Rows from a figure dataset

* * *

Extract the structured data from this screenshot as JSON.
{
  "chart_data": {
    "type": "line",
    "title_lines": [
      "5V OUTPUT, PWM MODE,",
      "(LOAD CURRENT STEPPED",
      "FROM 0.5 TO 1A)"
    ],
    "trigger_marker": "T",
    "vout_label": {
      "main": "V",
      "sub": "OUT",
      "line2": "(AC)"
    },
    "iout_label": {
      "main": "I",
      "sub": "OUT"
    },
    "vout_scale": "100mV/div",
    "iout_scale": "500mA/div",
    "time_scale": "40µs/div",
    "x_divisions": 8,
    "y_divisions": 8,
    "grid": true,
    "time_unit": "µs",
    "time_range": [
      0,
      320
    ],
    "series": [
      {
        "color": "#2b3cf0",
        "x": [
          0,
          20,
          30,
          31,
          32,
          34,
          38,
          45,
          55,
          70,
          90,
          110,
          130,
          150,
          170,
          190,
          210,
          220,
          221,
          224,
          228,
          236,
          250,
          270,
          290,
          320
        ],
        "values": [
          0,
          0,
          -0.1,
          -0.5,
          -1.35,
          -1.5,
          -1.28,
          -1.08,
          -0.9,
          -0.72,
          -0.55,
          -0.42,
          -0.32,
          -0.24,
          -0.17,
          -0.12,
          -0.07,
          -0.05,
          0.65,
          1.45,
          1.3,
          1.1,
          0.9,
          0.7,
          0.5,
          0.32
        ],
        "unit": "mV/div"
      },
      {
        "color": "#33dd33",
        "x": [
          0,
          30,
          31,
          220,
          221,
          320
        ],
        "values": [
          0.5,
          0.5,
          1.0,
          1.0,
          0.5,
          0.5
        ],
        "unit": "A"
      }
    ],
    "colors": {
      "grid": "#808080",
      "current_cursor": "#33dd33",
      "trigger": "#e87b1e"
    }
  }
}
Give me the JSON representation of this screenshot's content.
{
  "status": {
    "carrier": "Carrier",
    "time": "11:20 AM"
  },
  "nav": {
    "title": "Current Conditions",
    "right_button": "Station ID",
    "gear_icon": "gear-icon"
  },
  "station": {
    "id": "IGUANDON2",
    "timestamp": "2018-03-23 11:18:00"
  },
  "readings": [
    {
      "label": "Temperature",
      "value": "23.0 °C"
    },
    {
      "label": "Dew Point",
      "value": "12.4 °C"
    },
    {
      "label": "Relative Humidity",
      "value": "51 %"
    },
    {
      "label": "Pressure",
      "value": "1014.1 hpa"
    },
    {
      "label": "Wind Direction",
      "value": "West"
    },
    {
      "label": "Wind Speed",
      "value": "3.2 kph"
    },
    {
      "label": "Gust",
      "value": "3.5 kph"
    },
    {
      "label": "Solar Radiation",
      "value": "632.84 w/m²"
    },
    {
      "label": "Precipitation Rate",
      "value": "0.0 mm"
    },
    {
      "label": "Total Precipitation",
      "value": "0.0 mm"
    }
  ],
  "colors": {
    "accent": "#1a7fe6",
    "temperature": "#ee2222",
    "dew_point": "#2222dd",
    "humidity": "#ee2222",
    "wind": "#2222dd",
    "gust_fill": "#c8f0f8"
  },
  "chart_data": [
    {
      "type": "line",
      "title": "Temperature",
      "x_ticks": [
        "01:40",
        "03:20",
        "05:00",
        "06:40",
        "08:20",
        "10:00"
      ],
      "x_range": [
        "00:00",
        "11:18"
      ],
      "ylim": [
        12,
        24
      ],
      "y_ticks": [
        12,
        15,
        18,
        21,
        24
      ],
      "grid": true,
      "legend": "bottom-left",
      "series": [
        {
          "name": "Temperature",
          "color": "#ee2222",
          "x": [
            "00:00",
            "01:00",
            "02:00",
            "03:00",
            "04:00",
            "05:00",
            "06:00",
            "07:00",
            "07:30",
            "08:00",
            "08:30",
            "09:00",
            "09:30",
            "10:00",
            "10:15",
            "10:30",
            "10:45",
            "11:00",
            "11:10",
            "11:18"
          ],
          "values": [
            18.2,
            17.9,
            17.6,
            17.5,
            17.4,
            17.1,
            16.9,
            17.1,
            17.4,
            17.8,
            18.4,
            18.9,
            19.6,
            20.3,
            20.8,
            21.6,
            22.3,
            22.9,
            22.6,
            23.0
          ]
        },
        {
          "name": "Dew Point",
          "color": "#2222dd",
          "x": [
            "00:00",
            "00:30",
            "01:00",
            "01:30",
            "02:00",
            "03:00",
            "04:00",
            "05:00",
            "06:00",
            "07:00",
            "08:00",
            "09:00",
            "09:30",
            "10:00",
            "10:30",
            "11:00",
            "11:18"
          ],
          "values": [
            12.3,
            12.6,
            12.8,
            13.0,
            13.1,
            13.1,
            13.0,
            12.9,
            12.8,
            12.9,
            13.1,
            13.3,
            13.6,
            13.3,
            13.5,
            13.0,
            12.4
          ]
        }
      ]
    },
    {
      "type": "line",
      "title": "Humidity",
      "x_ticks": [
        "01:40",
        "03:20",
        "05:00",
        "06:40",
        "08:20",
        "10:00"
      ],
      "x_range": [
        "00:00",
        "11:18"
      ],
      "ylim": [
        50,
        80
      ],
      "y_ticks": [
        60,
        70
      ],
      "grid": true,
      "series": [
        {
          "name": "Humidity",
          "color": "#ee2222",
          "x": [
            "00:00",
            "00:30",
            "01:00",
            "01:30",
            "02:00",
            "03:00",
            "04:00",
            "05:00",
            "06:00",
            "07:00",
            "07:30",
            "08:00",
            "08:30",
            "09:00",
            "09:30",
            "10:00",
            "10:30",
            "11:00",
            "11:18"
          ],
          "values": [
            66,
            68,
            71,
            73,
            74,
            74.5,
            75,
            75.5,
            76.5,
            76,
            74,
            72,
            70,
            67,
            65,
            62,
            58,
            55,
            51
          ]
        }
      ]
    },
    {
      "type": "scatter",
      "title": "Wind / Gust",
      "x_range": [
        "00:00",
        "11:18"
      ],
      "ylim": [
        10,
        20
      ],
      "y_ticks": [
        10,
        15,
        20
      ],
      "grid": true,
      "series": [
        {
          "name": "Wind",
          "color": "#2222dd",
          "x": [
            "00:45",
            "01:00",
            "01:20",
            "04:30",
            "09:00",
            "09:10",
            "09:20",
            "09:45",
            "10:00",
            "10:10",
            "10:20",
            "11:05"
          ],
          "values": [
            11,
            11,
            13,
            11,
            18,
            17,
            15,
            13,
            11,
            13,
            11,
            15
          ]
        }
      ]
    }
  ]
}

* * *

▶ JOB
Each line of the material must be restated exactly.

▶ COMPLETED TASK
Extract the structured data from this screenshot as JSON.
{
  "chart_data": {
    "type": "line",
    "title_lines": [
      "5V OUTPUT, PWM MODE,",
      "(LOAD CURRENT STEPPED",
      "FROM 0.5 TO 1A)"
    ],
    "trigger_marker": "T",
    "vout_label": {
      "main": "V",
      "sub": "OUT",
      "line2": "(AC)"
    },
    "iout_label": {
      "main": "I",
      "sub": "OUT"
    },
    "vout_scale": "100mV/div",
    "iout_scale": "500mA/div",
    "time_scale": "40µs/div",
    "x_divisions": 8,
    "y_divisions": 8,
    "grid": true,
    "time_unit": "µs",
    "time_range": [
      0,
      320
    ],
    "series": [
      {
        "color": "#2b3cf0",
        "x": [
          0,
          20,
          30,
          31,
          32,
          34,
          38,
          45,
          55,
          70,
          90,
          110,
          130,
          150,
          170,
          190,
          210,
          220,
          221,
          224,
          228,
          236,
          250,
          270,
          290,
          320
        ],
        "values": [
          0,
          0,
          -0.1,
          -0.5,
          -1.35,
          -1.5,
          -1.28,
          -1.08,
          -0.9,
          -0.72,
          -0.55,
          -0.42,
          -0.32,
          -0.24,
          -0.17,
          -0.12,
          -0.07,
          -0.05,
          0.65,
          1.45,
          1.3,
          1.1,
          0.9,
          0.7,
          0.5,
          0.32
        ],
        "unit": "mV/div"
      },
      {
        "color": "#33dd33",
        "x": [
          0,
          30,
          31,
          220,
          221,
          320
        ],
        "values": [
          0.5,
          0.5,
          1.0,
          1.0,
          0.5,
          0.5
        ],
        "unit": "A"
      }
    ],
    "colors": {
      "grid": "#808080",
      "current_cursor": "#33dd33",
      "trigger": "#e87b1e"
    }
  }
}
Give me the JSON representation of this screenshot's content.
{
  "status": {
    "carrier": "Carrier",
    "time": "11:20 AM"
  },
  "nav": {
    "title": "Current Conditions",
    "right_button": "Station ID",
    "gear_icon": "gear-icon"
  },
  "station": {
    "id": "IGUANDON2",
    "timestamp": "2018-03-23 11:18:00"
  },
  "readings": [
    {
      "label": "Temperature",
      "value": "23.0 °C"
    },
    {
      "label": "Dew Point",
      "value": "12.4 °C"
    },
    {
      "label": "Relative Humidity",
      "value": "51 %"
    },
    {
      "label": "Pressure",
      "value": "1014.1 hpa"
    },
    {
      "label": "Wind Direction",
      "value": "West"
    },
    {
      "label": "Wind Speed",
      "value": "3.2 kph"
    },
    {
      "label": "Gust",
      "value": "3.5 kph"
    },
    {
      "label": "Solar Radiation",
      "value": "632.84 w/m²"
    },
    {
      "label": "Precipitation Rate",
      "value": "0.0 mm"
    },
    {
      "label": "Total Precipitation",
      "value": "0.0 mm"
    }
  ],
  "colors": {
    "accent": "#1a7fe6",
    "temperature": "#ee2222",
    "dew_point": "#2222dd",
    "humidity": "#ee2222",
    "wind": "#2222dd",
    "gust_fill": "#c8f0f8"
  },
  "chart_data": [
    {
      "type": "line",
      "title": "Temperature",
      "x_ticks": [
        "01:40",
        "03:20",
        "05:00",
        "06:40",
        "08:20",
        "10:00"
      ],
      "x_range": [
        "00:00",
        "11:18"
      ],
      "ylim": [
        12,
        24
      ],
      "y_ticks": [
        12,
        15,
        18,
        21,
        24
      ],
      "grid": true,
      "legend": "bottom-left",
      "series": [
        {
          "name": "Temperature",
          "color": "#ee2222",
          "x": [
            "00:00",
            "01:00",
            "02:00",
            "03:00",
            "04:00",
            "05:00",
            "06:00",
            "07:00",
            "07:30",
            "08:00",
            "08:30",
            "09:00",
            "09:30",
            "10:00",
            "10:15",
            "10:30",
            "10:45",
            "11:00",
            "11:10",
            "11:18"
          ],
          "values": [
            18.2,
            17.9,
            17.6,
            17.5,
            17.4,
            17.1,
            16.9,
            17.1,
            17.4,
            17.8,
            18.4,
            18.9,
            19.6,
            20.3,
            20.8,
            21.6,
            22.3,
            22.9,
            22.6,
            23.0
          ]
        },
        {
          "name": "Dew Point",
          "color": "#2222dd",
          "x": [
            "00:00",
            "00:30",
            "01:00",
            "01:30",
            "02:00",
            "03:00",
            "04:00",
            "05:00",
            "06:00",
            "07:00",
            "08:00",
            "09:00",
            "09:30",
            "10:00",
            "10:30",
            "11:00",
            "11:18"
          ],
          "values": [
            12.3,
            12.6,
            12.8,
            13.0,
            13.1,
            13.1,
            13.0,
            12.9,
            12.8,
            12.9,
            13.1,
            13.3,
            13.6,
            13.3,
            13.5,
            13.0,
            12.4
          ]
        }
      ]
    },
    {
      "type": "line",
      "title": "Humidity",
      "x_ticks": [
        "01:40",
        "03:20",
        "05:00",
        "06:40",
        "08:20",
        "10:00"
      ],
      "x_range": [
        "00:00",
        "11:18"
      ],
      "ylim": [
        50,
        80
      ],
      "y_ticks": [
        60,
        70
      ],
      "grid": true,
      "series": [
        {
          "name": "Humidity",
          "color": "#ee2222",
          "x": [
            "00:00",
            "00:30",
            "01:00",
            "01:30",
            "02:00",
            "03:00",
            "04:00",
            "05:00",
            "06:00",
            "07:00",
            "07:30",
            "08:00",
            "08:30",
            "09:00",
            "09:30",
            "10:00",
            "10:30",
            "11:00",
            "11:18"
          ],
          "values": [
            66,
            68,
            71,
            73,
            74,
            74.5,
            75,
            75.5,
            76.5,
            76,
            74,
            72,
            70,
            67,
            65,
            62,
            58,
            55,
            51
          ]
        }
      ]
    },
    {
      "type": "scatter",
      "title": "Wind / Gust",
      "x_range": [
        "00:00",
        "11:18"
      ],
      "ylim": [
        10,
        20
      ],
      "y_ticks": [
        10,
        15,
        20
      ],
      "grid": true,
      "series": [
        {
          "name": "Wind",
          "color": "#2222dd",
          "x": [
            "00:45",
            "01:00",
            "01:20",
            "04:30",
            "09:00",
            "09:10",
            "09:20",
            "09:45",
            "10:00",
            "10:10",
            "10:20",
            "11:05"
          ],
          "values": [
            11,
            11,
            13,
            11,
            18,
            17,
            15,
            13,
            11,
            13,
            11,
            15
          ]
        }
      ]
    }
  ]
}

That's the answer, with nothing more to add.